> **TASK TO COMPLETE**: Using the records below, locate all lines containing "name" and return them.

> **RECORDS PROVIDED**:
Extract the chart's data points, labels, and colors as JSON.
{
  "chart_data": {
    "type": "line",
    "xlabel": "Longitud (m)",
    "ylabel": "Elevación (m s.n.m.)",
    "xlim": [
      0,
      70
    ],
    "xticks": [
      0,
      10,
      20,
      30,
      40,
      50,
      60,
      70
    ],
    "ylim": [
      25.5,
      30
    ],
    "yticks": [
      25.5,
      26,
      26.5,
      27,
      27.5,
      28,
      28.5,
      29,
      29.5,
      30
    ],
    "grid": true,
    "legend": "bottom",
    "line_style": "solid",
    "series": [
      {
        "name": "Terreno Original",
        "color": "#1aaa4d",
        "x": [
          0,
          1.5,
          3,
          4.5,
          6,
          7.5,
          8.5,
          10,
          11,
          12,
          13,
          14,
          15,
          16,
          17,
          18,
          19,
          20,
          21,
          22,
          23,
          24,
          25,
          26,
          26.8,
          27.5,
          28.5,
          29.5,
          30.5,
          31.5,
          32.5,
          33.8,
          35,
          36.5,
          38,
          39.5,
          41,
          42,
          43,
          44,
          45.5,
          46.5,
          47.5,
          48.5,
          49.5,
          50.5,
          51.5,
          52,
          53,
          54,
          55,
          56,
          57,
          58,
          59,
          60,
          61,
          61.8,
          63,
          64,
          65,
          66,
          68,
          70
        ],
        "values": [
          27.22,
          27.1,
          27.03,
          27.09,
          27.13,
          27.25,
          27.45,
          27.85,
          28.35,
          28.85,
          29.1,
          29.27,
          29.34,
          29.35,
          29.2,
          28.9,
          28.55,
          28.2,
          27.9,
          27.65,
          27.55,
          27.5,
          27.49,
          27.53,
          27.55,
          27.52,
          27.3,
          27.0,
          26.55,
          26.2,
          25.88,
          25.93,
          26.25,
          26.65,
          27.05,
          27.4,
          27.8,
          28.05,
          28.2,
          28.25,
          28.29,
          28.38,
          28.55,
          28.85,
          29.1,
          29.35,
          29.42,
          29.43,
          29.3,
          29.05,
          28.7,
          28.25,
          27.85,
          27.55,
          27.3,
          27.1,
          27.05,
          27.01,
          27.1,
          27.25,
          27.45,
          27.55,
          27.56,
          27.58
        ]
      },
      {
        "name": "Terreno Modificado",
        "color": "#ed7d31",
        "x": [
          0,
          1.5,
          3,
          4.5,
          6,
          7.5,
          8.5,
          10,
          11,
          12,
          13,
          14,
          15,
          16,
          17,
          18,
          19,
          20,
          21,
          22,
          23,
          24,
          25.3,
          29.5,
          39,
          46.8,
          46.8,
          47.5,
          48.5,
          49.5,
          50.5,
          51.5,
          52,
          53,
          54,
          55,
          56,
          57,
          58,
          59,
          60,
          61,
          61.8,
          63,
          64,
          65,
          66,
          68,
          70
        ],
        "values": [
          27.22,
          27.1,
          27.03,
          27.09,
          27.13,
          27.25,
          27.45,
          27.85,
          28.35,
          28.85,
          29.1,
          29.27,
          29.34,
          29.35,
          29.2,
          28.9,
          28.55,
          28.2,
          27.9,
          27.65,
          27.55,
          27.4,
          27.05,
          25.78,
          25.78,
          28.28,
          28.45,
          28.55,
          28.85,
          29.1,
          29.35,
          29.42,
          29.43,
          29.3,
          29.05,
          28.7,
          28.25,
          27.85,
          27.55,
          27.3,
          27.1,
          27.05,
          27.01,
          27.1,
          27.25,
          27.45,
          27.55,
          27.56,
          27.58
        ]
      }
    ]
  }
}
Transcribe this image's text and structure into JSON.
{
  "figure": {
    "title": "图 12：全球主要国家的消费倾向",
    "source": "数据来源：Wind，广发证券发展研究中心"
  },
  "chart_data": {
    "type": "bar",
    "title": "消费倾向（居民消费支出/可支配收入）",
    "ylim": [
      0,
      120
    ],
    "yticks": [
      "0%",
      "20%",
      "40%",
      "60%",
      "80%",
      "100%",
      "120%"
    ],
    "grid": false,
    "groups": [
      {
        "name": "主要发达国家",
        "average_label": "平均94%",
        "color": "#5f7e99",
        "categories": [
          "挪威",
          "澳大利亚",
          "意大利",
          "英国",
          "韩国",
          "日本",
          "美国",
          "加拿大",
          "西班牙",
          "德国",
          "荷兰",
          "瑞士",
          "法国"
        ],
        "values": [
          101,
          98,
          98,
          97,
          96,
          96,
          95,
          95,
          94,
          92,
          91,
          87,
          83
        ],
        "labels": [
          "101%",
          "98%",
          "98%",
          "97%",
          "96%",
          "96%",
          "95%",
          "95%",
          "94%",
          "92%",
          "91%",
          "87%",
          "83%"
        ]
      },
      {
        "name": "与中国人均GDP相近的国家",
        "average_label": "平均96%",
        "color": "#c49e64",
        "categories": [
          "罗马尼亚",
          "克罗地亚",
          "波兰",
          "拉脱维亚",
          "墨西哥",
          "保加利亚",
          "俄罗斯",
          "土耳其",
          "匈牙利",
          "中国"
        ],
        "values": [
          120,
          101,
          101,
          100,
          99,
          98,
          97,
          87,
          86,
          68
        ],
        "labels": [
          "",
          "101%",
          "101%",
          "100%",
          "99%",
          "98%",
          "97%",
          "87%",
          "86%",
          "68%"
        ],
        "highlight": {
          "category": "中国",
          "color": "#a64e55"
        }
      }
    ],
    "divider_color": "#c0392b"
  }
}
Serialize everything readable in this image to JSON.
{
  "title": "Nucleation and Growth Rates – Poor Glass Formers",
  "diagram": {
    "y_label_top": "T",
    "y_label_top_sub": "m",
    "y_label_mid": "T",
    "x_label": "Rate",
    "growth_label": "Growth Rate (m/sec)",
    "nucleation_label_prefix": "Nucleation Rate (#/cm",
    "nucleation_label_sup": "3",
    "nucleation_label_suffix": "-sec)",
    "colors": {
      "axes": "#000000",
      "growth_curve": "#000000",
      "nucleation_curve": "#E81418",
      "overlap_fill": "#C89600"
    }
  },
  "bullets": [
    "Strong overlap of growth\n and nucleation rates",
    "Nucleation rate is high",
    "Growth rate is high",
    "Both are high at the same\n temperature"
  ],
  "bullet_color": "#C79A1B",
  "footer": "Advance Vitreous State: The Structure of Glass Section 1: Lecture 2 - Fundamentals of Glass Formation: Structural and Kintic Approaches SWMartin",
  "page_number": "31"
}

> **RESULT**:
        "name": "Terreno Original",
        "name": "Terreno Modificado",
        "name": "主要发达国家",
        "name": "与中国人均GDP相近的国家",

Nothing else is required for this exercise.